Required work »
Scan the lines below for the word "consta". Copy each line you find it in.

═══ Data for processing ═══

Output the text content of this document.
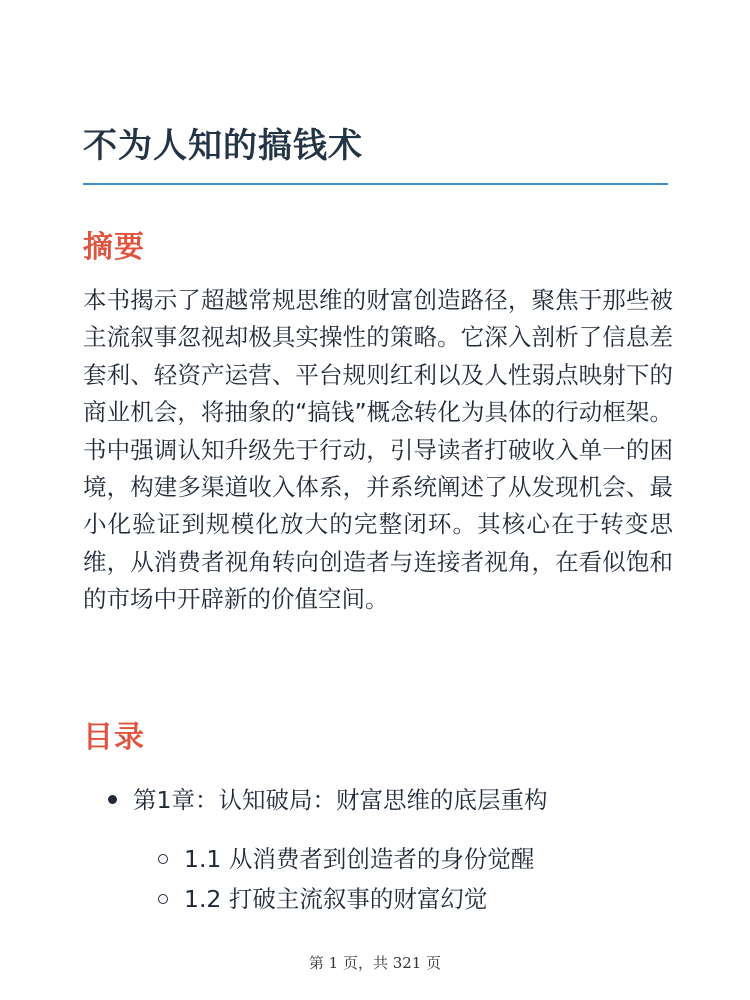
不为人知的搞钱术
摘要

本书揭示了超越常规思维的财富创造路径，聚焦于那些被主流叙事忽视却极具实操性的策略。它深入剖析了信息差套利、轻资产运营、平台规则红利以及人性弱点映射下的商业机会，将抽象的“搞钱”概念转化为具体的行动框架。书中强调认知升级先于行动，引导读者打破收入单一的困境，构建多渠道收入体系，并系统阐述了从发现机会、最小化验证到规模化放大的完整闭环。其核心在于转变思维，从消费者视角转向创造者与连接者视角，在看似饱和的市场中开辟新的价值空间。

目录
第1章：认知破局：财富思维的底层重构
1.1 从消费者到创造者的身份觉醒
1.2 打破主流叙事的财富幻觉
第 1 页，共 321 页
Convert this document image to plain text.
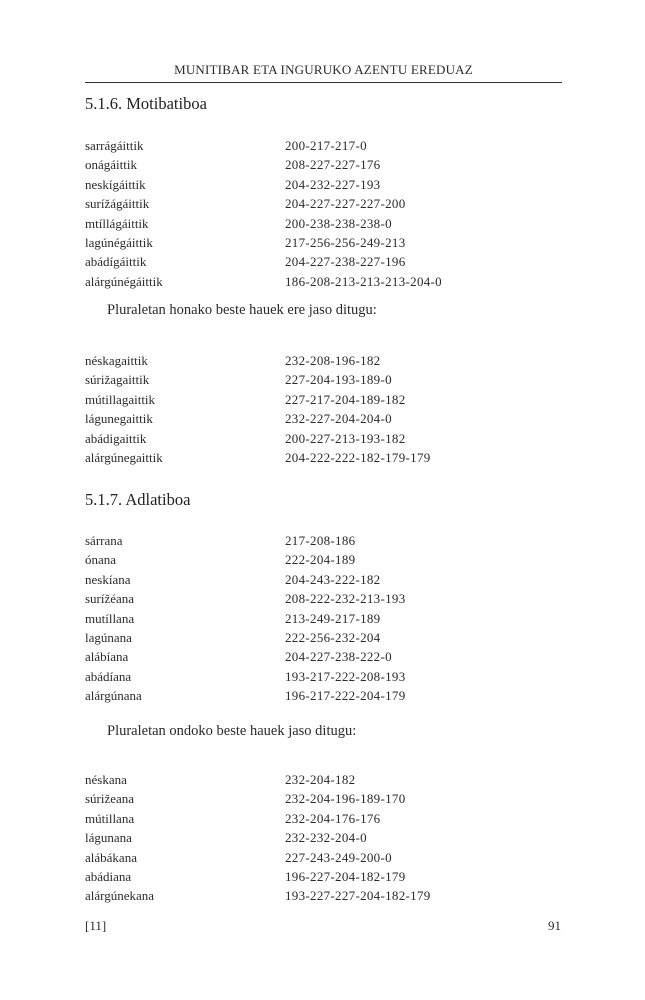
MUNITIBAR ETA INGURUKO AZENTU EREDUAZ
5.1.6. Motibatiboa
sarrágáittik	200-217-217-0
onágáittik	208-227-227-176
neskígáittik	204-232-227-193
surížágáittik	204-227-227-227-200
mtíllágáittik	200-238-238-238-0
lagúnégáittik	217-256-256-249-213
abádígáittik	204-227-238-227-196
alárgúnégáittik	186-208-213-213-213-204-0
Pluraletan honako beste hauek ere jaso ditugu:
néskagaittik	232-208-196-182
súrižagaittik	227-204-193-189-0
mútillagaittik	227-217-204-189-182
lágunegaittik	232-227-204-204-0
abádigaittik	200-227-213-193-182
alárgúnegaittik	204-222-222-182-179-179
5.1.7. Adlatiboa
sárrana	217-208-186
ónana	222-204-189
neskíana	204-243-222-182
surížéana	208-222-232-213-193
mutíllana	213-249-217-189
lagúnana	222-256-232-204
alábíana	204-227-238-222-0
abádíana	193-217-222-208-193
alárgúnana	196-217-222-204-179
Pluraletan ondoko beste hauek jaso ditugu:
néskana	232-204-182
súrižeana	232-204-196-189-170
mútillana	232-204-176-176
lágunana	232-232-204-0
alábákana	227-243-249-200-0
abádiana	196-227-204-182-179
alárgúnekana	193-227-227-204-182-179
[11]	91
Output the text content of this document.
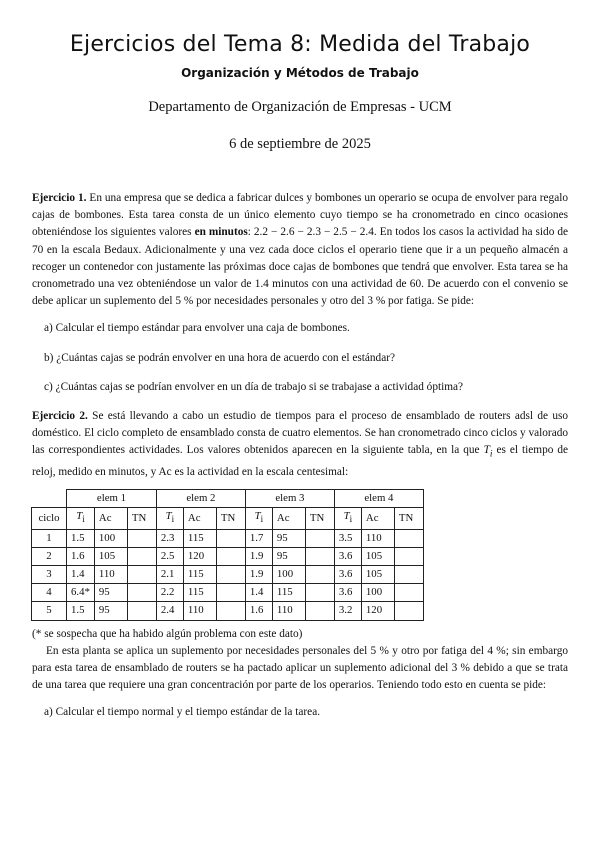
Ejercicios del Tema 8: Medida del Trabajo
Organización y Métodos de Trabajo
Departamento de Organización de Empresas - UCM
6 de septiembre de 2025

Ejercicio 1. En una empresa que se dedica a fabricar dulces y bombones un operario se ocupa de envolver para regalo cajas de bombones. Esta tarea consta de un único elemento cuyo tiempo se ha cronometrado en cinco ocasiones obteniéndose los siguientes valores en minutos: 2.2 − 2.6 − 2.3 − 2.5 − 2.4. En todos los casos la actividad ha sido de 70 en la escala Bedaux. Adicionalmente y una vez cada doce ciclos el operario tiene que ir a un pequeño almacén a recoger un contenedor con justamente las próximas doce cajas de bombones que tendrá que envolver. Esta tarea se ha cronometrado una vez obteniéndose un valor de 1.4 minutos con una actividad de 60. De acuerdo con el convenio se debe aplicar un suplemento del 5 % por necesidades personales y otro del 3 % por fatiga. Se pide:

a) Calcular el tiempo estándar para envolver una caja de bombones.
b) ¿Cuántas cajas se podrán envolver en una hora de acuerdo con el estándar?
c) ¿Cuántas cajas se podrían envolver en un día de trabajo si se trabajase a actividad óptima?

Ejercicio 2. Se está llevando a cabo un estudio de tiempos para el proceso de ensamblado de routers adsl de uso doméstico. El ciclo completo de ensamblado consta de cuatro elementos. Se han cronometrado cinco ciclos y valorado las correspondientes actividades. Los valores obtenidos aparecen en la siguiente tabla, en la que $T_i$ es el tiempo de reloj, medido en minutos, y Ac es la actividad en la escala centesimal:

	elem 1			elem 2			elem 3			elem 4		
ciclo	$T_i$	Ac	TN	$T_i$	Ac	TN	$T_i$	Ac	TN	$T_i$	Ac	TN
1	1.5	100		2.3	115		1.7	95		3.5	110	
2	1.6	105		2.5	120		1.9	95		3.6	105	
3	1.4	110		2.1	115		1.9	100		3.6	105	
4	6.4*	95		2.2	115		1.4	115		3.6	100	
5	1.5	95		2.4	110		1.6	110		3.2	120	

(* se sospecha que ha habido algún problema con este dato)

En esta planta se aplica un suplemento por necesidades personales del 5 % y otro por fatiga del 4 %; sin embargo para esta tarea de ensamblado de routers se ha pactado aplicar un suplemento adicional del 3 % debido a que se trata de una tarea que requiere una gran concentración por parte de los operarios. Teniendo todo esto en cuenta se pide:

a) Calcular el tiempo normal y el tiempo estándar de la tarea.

═══

Final result »
Ejercicio 1. En una empresa que se dedica a fabricar dulces y bombones un operario se ocupa de envolver para regalo cajas de bombones. Esta tarea consta de un único elemento cuyo tiempo se ha cronometrado en cinco ocasiones obteniéndose los siguientes valores en minutos: 2.2 − 2.6 − 2.3 − 2.5 − 2.4. En todos los casos la actividad ha sido de 70 en la escala Bedaux. Adicionalmente y una vez cada doce ciclos el operario tiene que ir a un pequeño almacén a recoger un contenedor con justamente las próximas doce cajas de bombones que tendrá que envolver. Esta tarea se ha cronometrado una vez obteniéndose un valor de 1.4 minutos con una actividad de 60. De acuerdo con el convenio se debe aplicar un suplemento del 5 % por necesidades personales y otro del 3 % por fatiga. Se pide:
Ejercicio 2. Se está llevando a cabo un estudio de tiempos para el proceso de ensamblado de routers adsl de uso doméstico. El ciclo completo de ensamblado consta de cuatro elementos. Se han cronometrado cinco ciclos y valorado las correspondientes actividades. Los valores obtenidos aparecen en la siguiente tabla, en la que $T_i$ es el tiempo de reloj, medido en minutos, y Ac es la actividad en la escala centesimal:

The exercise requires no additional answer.